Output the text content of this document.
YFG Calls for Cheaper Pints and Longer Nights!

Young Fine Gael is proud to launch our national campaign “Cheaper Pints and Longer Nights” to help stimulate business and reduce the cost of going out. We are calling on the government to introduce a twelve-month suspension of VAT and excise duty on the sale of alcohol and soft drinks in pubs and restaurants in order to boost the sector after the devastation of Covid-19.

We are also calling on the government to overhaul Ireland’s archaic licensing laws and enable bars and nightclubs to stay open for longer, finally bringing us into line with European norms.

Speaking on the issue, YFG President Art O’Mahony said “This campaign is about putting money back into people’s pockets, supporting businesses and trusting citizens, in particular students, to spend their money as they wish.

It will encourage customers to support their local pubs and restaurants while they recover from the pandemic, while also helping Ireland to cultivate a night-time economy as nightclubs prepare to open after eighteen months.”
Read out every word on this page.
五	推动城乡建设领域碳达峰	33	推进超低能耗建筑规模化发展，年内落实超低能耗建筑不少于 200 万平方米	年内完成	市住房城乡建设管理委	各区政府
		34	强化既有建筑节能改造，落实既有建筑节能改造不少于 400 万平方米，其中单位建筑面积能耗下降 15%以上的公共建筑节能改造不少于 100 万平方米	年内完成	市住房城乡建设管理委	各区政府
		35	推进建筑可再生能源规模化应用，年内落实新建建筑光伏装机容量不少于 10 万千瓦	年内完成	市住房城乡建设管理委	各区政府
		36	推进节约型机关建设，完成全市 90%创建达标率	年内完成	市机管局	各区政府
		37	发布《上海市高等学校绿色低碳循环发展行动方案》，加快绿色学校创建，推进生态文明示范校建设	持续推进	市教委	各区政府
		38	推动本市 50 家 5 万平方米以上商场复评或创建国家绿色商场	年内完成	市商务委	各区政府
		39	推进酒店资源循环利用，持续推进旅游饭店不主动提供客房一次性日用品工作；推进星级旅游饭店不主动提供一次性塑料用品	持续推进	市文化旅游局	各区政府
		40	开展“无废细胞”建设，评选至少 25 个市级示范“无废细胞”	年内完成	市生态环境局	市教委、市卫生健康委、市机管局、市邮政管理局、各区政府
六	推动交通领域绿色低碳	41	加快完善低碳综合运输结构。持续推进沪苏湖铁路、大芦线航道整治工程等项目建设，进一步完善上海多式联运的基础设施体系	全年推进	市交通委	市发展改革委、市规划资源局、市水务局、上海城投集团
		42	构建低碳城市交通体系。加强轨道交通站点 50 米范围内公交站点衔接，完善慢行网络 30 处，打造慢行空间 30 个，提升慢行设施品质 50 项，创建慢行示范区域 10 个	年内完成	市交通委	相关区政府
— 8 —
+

++++++++++

**WHAT IS REQUIRED**:
Give the material above again, word for word.

**FULL OUTPUT**:
Output the text content of this document.
YFG Calls for Cheaper Pints and Longer Nights!

Young Fine Gael is proud to launch our national campaign “Cheaper Pints and Longer Nights” to help stimulate business and reduce the cost of going out. We are calling on the government to introduce a twelve-month suspension of VAT and excise duty on the sale of alcohol and soft drinks in pubs and restaurants in order to boost the sector after the devastation of Covid-19.

We are also calling on the government to overhaul Ireland’s archaic licensing laws and enable bars and nightclubs to stay open for longer, finally bringing us into line with European norms.

Speaking on the issue, YFG President Art O’Mahony said “This campaign is about putting money back into people’s pockets, supporting businesses and trusting citizens, in particular students, to spend their money as they wish.

It will encourage customers to support their local pubs and restaurants while they recover from the pandemic, while also helping Ireland to cultivate a night-time economy as nightclubs prepare to open after eighteen months.”
Read out every word on this page.
五	推动城乡建设领域碳达峰	33	推进超低能耗建筑规模化发展，年内落实超低能耗建筑不少于 200 万平方米	年内完成	市住房城乡建设管理委	各区政府
		34	强化既有建筑节能改造，落实既有建筑节能改造不少于 400 万平方米，其中单位建筑面积能耗下降 15%以上的公共建筑节能改造不少于 100 万平方米	年内完成	市住房城乡建设管理委	各区政府
		35	推进建筑可再生能源规模化应用，年内落实新建建筑光伏装机容量不少于 10 万千瓦	年内完成	市住房城乡建设管理委	各区政府
		36	推进节约型机关建设，完成全市 90%创建达标率	年内完成	市机管局	各区政府
		37	发布《上海市高等学校绿色低碳循环发展行动方案》，加快绿色学校创建，推进生态文明示范校建设	持续推进	市教委	各区政府
		38	推动本市 50 家 5 万平方米以上商场复评或创建国家绿色商场	年内完成	市商务委	各区政府
		39	推进酒店资源循环利用，持续推进旅游饭店不主动提供客房一次性日用品工作；推进星级旅游饭店不主动提供一次性塑料用品	持续推进	市文化旅游局	各区政府
		40	开展“无废细胞”建设，评选至少 25 个市级示范“无废细胞”	年内完成	市生态环境局	市教委、市卫生健康委、市机管局、市邮政管理局、各区政府
六	推动交通领域绿色低碳	41	加快完善低碳综合运输结构。持续推进沪苏湖铁路、大芦线航道整治工程等项目建设，进一步完善上海多式联运的基础设施体系	全年推进	市交通委	市发展改革委、市规划资源局、市水务局、上海城投集团
		42	构建低碳城市交通体系。加强轨道交通站点 50 米范围内公交站点衔接，完善慢行网络 30 处，打造慢行空间 30 个，提升慢行设施品质 50 项，创建慢行示范区域 10 个	年内完成	市交通委	相关区政府
— 8 —
+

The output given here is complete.